— Work instructions —
Separate out the lines that hold "chart".

— start of Data provided —

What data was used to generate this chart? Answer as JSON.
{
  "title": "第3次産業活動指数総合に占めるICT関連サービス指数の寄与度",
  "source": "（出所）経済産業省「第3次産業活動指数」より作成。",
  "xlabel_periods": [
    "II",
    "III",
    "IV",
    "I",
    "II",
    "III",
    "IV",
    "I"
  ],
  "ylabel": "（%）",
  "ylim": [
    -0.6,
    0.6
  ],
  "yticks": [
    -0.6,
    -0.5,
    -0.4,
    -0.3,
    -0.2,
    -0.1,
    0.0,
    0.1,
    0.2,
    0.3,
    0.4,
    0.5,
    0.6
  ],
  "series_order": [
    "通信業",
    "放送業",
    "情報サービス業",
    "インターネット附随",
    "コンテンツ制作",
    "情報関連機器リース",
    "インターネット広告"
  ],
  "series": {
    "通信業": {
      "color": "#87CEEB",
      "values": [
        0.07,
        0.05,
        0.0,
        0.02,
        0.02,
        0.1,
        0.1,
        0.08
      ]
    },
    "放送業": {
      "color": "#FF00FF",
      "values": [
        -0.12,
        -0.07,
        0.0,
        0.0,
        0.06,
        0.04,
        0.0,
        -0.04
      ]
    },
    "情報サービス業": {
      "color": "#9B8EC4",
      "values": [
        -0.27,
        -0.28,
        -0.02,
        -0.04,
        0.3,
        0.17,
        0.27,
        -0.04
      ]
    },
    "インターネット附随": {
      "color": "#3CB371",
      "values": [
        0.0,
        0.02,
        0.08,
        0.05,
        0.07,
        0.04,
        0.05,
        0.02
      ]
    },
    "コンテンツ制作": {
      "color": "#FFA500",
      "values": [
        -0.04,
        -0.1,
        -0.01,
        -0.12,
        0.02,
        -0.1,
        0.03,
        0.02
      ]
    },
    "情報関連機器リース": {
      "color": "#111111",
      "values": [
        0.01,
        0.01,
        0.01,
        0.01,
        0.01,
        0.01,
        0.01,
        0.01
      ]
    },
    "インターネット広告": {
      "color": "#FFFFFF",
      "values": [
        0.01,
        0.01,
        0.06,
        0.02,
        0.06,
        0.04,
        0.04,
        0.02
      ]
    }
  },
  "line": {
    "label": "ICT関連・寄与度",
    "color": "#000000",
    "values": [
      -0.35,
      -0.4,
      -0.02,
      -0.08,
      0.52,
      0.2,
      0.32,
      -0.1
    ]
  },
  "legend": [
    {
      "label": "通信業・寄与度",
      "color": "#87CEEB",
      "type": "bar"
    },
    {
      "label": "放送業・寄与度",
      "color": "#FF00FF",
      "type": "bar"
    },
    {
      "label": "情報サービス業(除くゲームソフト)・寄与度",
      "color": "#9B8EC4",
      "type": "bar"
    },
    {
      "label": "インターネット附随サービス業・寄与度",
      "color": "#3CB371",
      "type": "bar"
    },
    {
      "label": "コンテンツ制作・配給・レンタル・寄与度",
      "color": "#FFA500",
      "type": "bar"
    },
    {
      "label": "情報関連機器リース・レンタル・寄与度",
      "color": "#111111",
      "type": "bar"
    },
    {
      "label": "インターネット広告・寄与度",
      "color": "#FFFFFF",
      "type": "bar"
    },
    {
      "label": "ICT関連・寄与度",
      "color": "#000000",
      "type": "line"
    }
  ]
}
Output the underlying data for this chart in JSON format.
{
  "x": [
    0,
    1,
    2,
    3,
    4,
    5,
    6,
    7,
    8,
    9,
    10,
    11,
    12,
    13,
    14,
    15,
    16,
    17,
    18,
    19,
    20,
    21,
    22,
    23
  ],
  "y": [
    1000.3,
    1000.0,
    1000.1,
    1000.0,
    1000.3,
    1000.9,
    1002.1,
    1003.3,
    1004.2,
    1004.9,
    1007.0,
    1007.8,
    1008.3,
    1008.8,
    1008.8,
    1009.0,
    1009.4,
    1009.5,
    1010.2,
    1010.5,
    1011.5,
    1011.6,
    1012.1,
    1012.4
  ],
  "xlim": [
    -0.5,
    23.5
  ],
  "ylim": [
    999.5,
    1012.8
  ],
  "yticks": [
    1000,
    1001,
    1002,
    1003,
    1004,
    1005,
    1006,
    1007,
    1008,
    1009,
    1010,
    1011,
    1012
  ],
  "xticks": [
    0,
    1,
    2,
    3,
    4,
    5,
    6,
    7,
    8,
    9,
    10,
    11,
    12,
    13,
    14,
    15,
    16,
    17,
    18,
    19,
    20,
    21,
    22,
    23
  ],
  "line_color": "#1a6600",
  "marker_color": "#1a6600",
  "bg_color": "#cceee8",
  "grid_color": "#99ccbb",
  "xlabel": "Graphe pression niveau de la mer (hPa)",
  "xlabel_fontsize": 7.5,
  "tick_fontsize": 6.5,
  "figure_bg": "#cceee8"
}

— end of Data provided —

— Exercise output —
What data was used to generate this chart? Answer as JSON.
Output the underlying data for this chart in JSON format.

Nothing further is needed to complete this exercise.